--- begin ---

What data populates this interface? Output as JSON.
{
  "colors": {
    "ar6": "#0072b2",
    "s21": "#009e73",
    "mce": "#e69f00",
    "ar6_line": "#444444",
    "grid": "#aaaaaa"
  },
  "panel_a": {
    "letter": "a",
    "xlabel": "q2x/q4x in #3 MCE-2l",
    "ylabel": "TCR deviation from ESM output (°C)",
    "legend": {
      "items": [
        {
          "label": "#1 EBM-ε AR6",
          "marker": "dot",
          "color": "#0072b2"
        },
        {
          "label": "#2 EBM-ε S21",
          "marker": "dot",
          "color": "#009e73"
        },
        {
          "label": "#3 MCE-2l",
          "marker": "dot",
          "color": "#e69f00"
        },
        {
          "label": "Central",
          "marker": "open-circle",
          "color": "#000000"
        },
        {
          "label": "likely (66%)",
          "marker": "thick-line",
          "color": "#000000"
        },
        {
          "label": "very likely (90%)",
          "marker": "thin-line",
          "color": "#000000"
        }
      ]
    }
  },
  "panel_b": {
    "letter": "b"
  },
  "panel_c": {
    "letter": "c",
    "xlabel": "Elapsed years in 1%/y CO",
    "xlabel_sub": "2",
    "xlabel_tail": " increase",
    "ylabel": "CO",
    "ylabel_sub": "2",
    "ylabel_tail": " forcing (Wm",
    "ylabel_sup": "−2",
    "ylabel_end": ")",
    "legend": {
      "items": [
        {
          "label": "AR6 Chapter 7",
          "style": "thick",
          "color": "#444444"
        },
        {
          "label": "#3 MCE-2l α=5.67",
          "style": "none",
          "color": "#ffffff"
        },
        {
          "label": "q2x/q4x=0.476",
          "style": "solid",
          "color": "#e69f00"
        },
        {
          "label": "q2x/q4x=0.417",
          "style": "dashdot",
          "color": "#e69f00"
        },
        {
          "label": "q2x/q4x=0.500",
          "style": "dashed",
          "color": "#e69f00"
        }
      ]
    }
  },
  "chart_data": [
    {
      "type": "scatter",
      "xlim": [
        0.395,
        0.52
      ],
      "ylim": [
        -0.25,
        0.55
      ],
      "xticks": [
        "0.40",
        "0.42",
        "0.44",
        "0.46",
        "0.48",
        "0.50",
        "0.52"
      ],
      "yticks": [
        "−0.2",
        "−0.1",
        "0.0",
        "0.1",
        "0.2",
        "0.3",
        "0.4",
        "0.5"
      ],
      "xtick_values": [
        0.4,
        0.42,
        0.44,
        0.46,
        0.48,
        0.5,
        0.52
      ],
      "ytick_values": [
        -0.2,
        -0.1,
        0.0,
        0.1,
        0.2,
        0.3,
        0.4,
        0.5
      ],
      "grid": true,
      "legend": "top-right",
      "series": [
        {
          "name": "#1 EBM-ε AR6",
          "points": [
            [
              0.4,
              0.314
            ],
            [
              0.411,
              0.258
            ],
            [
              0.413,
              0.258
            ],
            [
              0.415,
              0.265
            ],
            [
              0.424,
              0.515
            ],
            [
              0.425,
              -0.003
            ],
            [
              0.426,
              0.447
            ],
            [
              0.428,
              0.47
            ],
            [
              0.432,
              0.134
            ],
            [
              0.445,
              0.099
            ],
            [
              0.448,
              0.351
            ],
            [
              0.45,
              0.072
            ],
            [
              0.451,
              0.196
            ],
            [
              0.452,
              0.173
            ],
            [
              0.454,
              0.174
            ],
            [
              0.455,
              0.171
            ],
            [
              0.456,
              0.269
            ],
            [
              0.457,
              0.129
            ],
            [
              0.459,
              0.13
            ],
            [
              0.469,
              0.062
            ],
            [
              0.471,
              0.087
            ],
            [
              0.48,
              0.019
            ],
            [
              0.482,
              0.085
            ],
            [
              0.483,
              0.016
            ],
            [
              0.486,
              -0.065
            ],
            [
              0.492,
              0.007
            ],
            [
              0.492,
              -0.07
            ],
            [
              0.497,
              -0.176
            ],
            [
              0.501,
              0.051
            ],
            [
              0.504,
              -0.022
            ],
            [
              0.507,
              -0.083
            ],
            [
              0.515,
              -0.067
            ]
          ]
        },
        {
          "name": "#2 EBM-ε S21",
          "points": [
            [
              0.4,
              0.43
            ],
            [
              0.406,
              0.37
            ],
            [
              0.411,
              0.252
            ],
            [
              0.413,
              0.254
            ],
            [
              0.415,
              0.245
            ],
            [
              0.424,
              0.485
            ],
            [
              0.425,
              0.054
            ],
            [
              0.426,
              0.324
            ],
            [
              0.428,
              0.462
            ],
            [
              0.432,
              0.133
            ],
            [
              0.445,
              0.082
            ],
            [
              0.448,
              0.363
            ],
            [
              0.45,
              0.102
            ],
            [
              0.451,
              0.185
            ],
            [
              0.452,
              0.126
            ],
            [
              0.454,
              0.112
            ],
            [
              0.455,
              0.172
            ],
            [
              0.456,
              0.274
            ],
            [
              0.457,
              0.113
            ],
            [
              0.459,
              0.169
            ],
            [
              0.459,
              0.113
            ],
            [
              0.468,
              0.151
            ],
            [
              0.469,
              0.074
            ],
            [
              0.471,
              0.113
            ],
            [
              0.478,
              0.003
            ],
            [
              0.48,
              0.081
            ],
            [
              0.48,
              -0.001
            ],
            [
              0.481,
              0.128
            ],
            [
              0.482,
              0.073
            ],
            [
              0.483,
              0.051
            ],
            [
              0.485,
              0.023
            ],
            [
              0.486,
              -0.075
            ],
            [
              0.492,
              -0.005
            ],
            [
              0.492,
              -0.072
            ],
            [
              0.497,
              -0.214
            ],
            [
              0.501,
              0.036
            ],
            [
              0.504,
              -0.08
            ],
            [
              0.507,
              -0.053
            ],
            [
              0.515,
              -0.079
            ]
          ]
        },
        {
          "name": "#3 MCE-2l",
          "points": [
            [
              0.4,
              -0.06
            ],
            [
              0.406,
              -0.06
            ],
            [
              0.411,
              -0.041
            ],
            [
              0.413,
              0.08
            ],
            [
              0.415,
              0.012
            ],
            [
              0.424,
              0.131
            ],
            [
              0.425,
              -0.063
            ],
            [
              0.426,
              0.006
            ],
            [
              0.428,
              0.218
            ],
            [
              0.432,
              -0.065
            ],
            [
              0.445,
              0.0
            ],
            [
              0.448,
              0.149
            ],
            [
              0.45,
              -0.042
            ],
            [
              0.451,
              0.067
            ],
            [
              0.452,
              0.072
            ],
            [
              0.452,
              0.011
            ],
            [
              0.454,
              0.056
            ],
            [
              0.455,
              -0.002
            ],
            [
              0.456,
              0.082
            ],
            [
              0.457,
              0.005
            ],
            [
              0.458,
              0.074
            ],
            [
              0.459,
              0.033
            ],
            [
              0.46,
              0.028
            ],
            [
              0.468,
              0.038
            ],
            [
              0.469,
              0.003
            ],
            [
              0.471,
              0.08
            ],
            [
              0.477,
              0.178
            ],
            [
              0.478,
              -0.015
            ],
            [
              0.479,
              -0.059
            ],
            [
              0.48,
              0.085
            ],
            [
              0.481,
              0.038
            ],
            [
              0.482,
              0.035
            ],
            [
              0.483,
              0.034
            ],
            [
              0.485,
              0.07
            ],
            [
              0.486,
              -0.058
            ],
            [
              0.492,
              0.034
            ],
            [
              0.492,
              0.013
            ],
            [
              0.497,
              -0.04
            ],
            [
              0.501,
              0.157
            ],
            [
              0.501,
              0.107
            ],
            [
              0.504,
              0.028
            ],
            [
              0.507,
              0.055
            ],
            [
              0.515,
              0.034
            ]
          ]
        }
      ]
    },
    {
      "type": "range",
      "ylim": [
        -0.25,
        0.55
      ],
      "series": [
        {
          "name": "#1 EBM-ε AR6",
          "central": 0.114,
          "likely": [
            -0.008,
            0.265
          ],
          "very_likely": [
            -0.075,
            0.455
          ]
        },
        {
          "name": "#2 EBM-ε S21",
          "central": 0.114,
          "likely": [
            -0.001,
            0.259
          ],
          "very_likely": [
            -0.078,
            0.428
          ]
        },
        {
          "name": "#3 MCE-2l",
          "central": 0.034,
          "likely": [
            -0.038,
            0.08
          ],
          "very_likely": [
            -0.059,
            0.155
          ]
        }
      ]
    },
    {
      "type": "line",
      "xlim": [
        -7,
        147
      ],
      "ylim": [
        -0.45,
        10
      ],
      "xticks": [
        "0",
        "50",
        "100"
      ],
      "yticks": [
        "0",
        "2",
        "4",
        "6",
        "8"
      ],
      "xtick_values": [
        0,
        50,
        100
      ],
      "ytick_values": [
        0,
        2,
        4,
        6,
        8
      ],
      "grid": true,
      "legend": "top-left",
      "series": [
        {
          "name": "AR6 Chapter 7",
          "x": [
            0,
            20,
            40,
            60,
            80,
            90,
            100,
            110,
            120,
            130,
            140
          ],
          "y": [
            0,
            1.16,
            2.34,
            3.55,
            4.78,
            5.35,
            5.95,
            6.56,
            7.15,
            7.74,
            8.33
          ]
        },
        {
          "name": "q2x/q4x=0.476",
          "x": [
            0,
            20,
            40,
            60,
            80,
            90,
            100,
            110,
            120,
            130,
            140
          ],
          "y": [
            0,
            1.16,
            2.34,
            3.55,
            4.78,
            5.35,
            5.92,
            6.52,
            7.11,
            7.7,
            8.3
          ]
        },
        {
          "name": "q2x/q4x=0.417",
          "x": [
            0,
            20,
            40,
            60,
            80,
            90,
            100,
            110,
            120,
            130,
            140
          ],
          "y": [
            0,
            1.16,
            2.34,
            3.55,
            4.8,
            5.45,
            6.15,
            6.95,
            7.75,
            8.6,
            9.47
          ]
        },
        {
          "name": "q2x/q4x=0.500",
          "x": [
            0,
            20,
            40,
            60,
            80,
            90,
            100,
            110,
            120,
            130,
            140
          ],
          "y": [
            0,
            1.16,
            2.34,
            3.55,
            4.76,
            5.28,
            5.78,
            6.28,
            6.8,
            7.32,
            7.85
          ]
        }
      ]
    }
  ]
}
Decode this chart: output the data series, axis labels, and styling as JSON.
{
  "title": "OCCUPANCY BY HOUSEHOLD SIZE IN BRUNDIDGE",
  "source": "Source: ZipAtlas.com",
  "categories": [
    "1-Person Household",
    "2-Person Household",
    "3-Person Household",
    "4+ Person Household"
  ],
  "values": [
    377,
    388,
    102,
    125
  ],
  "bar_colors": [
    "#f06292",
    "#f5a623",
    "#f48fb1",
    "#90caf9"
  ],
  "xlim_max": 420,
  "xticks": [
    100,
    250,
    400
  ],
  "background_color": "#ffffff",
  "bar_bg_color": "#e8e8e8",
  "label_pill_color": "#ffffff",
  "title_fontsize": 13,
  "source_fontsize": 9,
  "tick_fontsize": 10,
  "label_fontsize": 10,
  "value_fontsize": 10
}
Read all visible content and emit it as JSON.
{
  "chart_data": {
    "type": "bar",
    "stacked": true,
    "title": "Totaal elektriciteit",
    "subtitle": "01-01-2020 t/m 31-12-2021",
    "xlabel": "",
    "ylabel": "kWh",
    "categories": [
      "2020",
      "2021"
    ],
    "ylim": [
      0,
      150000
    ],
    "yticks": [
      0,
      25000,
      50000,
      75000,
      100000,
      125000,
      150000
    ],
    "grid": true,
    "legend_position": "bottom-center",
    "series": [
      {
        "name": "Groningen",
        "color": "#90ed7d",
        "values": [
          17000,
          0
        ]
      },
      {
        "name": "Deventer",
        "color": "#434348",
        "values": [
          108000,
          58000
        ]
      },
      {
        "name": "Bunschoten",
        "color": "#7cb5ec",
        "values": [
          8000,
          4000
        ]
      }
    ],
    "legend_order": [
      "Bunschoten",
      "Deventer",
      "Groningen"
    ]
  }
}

--- end ---

Your goal: Copy every single line of the material above that holds "this".

Task solution:
What data populates this interface? Output as JSON.
Decode this chart: output the data series, axis labels, and styling as JSON.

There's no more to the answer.